Read the lines below. Copy out any that hold the string "JSON".

[start of Data]

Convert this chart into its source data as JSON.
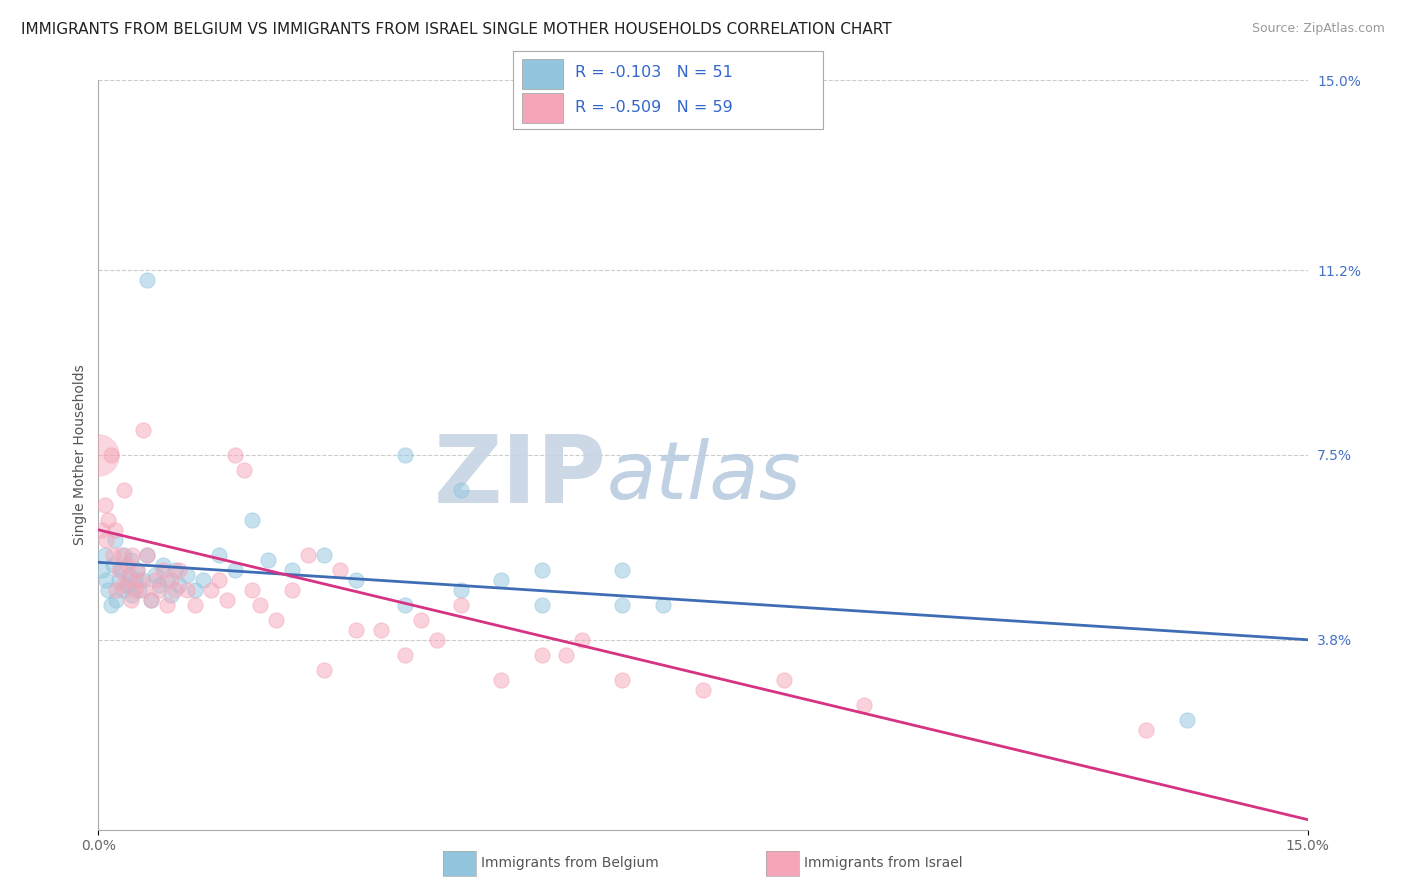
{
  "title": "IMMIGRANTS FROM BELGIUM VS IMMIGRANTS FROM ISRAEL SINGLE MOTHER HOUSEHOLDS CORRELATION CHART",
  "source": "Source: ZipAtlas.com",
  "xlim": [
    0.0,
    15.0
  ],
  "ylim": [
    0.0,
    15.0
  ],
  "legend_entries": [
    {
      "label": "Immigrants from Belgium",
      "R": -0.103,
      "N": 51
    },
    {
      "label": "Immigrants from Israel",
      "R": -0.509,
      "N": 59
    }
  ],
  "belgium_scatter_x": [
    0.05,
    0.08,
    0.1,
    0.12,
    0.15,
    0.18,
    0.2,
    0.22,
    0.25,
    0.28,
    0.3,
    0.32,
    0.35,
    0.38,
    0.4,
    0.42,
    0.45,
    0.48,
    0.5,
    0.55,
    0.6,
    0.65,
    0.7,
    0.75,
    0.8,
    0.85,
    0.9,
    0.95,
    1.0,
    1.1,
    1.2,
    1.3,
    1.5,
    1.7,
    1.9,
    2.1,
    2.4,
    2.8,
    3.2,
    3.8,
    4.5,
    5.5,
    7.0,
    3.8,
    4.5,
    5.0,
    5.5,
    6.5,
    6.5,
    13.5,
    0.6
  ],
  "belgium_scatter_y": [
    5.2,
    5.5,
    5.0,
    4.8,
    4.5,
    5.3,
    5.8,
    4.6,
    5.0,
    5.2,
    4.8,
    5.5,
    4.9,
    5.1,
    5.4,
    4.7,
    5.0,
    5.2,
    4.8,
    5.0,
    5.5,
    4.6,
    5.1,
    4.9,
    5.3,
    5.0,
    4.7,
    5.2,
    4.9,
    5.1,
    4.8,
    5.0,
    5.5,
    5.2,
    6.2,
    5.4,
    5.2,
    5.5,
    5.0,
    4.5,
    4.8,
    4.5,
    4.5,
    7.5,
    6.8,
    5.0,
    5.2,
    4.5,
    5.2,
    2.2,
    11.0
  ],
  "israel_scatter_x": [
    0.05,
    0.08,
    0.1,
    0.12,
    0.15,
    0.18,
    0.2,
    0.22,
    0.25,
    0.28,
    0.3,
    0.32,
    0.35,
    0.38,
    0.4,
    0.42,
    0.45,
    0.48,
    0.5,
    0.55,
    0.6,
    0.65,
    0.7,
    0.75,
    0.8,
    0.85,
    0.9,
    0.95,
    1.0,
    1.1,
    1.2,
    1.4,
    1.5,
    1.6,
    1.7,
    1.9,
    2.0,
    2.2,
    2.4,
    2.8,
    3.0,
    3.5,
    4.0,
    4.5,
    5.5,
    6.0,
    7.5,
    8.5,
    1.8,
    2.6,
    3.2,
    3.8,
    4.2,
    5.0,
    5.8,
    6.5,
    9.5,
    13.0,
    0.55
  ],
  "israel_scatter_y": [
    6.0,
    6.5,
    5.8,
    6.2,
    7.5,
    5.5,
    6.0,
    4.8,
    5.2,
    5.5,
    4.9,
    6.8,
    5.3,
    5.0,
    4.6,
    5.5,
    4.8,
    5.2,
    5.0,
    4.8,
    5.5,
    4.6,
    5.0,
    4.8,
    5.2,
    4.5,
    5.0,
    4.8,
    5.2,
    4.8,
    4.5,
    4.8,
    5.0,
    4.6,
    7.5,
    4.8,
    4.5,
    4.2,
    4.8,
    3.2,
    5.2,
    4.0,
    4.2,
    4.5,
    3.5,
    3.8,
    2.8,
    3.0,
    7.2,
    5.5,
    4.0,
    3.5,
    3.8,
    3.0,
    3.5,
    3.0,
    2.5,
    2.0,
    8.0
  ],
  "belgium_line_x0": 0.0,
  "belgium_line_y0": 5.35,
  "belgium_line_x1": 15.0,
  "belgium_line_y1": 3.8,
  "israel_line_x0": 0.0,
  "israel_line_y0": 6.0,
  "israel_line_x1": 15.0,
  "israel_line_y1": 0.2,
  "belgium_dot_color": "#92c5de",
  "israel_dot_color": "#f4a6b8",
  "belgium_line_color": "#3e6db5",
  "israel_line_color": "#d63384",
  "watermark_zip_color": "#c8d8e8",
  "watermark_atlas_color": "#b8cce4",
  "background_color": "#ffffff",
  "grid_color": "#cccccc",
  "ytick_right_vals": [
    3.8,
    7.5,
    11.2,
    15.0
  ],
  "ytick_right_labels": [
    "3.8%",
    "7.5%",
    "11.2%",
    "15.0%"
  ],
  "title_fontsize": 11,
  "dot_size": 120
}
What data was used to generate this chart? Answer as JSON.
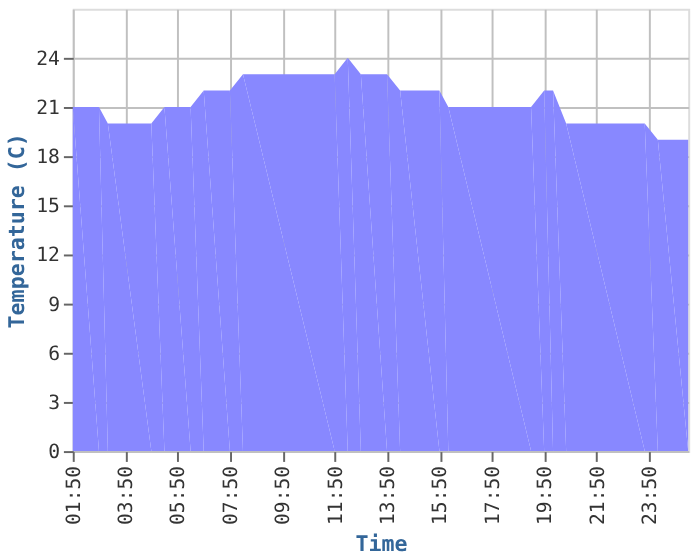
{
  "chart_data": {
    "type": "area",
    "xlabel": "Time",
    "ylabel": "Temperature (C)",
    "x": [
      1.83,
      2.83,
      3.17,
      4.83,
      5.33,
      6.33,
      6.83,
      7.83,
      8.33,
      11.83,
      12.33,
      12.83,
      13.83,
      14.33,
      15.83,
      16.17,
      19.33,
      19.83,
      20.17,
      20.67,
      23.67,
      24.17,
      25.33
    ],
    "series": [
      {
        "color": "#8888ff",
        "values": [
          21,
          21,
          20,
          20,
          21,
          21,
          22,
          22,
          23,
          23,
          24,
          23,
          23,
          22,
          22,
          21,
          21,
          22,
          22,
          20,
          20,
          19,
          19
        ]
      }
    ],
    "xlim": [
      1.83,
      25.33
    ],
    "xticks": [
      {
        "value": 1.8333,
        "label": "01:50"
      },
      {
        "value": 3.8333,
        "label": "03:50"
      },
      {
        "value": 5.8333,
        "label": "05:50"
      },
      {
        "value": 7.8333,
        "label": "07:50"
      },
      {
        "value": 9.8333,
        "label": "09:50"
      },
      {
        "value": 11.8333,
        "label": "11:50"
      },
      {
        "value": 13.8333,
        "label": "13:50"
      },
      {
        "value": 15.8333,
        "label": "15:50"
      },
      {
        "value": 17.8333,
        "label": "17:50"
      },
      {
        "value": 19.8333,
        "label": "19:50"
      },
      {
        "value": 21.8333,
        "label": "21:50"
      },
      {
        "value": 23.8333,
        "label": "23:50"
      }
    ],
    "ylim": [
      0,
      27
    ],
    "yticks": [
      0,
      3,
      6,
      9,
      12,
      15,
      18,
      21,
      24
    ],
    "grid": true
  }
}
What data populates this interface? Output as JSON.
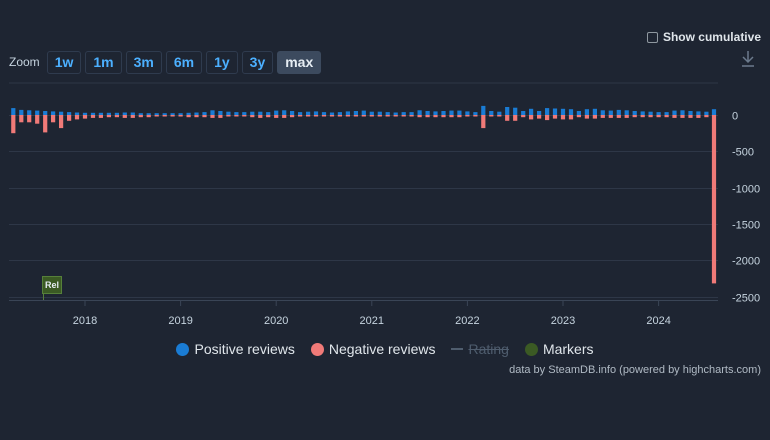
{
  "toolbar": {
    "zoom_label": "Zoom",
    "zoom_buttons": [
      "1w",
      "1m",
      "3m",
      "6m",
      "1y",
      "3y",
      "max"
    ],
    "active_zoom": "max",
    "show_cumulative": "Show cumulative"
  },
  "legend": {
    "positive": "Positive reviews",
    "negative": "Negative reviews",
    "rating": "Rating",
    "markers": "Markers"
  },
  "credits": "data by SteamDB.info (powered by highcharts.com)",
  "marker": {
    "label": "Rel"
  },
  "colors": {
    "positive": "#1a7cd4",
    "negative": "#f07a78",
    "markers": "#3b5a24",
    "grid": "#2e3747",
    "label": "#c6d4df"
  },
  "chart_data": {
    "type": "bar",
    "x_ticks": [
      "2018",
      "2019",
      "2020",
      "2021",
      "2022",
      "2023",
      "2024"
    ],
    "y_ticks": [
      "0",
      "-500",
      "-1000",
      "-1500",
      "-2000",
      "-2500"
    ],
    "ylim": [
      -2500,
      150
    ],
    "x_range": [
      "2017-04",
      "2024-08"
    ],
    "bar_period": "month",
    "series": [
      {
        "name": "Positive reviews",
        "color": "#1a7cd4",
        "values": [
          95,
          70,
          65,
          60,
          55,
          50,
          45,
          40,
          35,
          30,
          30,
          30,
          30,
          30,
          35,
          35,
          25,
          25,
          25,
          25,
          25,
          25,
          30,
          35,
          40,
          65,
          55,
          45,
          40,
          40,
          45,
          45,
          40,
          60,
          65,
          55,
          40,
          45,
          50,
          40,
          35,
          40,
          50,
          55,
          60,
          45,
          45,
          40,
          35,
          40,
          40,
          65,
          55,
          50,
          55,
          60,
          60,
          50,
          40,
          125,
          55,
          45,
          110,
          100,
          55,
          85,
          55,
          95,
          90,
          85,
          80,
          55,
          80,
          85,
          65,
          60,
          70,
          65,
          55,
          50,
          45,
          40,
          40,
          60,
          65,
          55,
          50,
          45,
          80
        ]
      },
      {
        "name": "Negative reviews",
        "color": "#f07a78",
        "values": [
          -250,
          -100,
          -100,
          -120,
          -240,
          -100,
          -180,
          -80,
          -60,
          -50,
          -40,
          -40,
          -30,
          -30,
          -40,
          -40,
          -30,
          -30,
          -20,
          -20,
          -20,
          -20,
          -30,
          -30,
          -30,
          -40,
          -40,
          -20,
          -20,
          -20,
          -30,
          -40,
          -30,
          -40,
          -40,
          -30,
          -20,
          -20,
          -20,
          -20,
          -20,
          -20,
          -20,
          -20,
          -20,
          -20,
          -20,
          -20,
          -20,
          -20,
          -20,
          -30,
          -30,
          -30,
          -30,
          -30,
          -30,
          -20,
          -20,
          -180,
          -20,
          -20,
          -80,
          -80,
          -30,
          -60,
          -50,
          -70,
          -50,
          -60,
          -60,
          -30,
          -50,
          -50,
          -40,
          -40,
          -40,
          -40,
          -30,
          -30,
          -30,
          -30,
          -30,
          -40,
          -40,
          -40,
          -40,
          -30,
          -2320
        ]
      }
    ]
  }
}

[end of Data]

# Answer
Convert this chart into its source data as JSON.
What data was used to generate this chart? Answer as JSON.
What data populates this interface? Output as JSON.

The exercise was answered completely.